### [Task instructions]
Pull out all lines from the listing below in which the word "this" appears.

### [Source records]
------------------------------------------------------------------------
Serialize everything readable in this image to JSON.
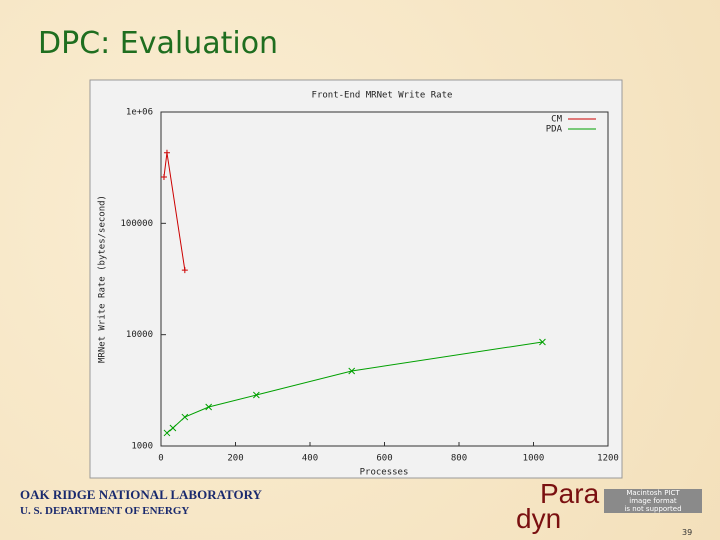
{
  "slide_title": "DPC: Evaluation",
  "footer": {
    "lab": "OAK RIDGE NATIONAL LABORATORY",
    "dept": "U. S. DEPARTMENT OF ENERGY",
    "page": "39"
  },
  "logo": {
    "top": "Para",
    "bottom": "dyn"
  },
  "placeholder": [
    "Macintosh PICT",
    "image format",
    "is not supported"
  ],
  "chart_data": {
    "type": "line",
    "title": "Front-End MRNet Write Rate",
    "x_label": "Processes",
    "y_label": "MRNet Write Rate (bytes/second)",
    "xlim": [
      0,
      1200
    ],
    "xticks": [
      0,
      200,
      400,
      600,
      800,
      1000,
      1200
    ],
    "ylim": [
      1000,
      1000000
    ],
    "log_y": true,
    "yticks": [
      1000,
      10000,
      100000,
      {
        "value": 1000000,
        "label": "1e+06"
      }
    ],
    "legend": "top-right",
    "series": [
      {
        "name": "CM",
        "color": "#cc0000",
        "x": [
          8,
          16,
          64
        ],
        "values": [
          261000,
          430000,
          38000
        ]
      },
      {
        "name": "PDA",
        "color": "#00a000",
        "x": [
          16,
          32,
          64,
          128,
          256,
          512,
          1024
        ],
        "values": [
          1310,
          1450,
          1820,
          2240,
          2870,
          4720,
          8600
        ]
      }
    ]
  }
}
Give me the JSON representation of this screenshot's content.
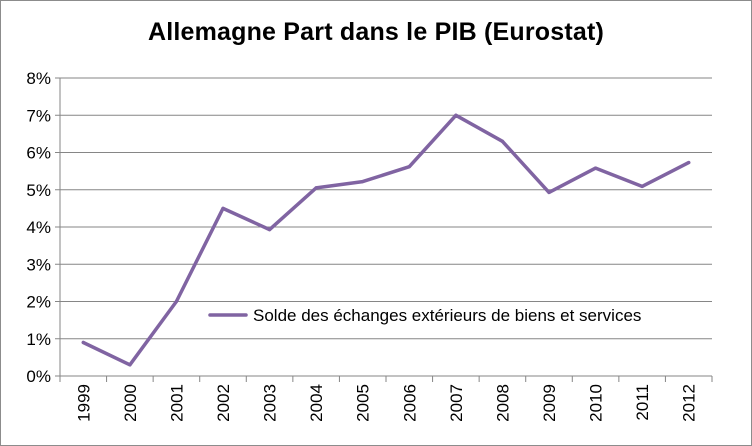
{
  "chart_data": {
    "type": "line",
    "title": "Allemagne Part dans le PIB (Eurostat)",
    "xlabel": "",
    "ylabel": "",
    "categories": [
      "1999",
      "2000",
      "2001",
      "2002",
      "2003",
      "2004",
      "2005",
      "2006",
      "2007",
      "2008",
      "2009",
      "2010",
      "2011",
      "2012"
    ],
    "series": [
      {
        "name": "Solde des échanges extérieurs de biens et services",
        "color": "#8064a2",
        "values": [
          0.9,
          0.3,
          2.0,
          4.5,
          3.93,
          5.05,
          5.22,
          5.62,
          7.0,
          6.3,
          4.93,
          5.58,
          5.09,
          5.73
        ]
      }
    ],
    "ylim": [
      0,
      8
    ],
    "yticks": [
      0,
      1,
      2,
      3,
      4,
      5,
      6,
      7,
      8
    ],
    "ytick_labels": [
      "0%",
      "1%",
      "2%",
      "3%",
      "4%",
      "5%",
      "6%",
      "7%",
      "8%"
    ],
    "grid": true,
    "legend_position": "inside-center"
  }
}
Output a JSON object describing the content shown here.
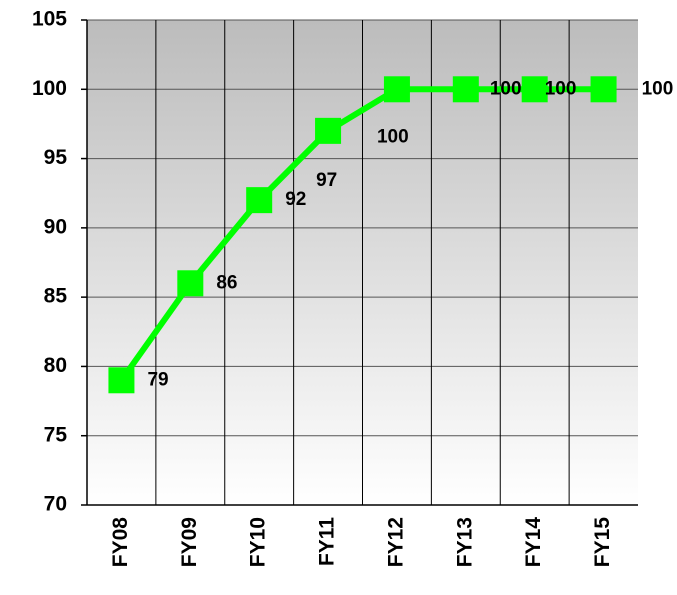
{
  "chart_data": {
    "type": "line",
    "categories": [
      "FY08",
      "FY09",
      "FY10",
      "FY11",
      "FY12",
      "FY13",
      "FY14",
      "FY15"
    ],
    "values": [
      79,
      86,
      92,
      97,
      100,
      100,
      100,
      100
    ],
    "color": "#00ff00",
    "ylim": [
      70,
      105
    ],
    "yticks": [
      70,
      75,
      80,
      85,
      90,
      95,
      100,
      105
    ],
    "grid": true
  }
}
------------------------------------------------------------------------
### [Task solution]
Serialize everything readable in this image to JSON.
Give me the JSON representation of this screenshot's content.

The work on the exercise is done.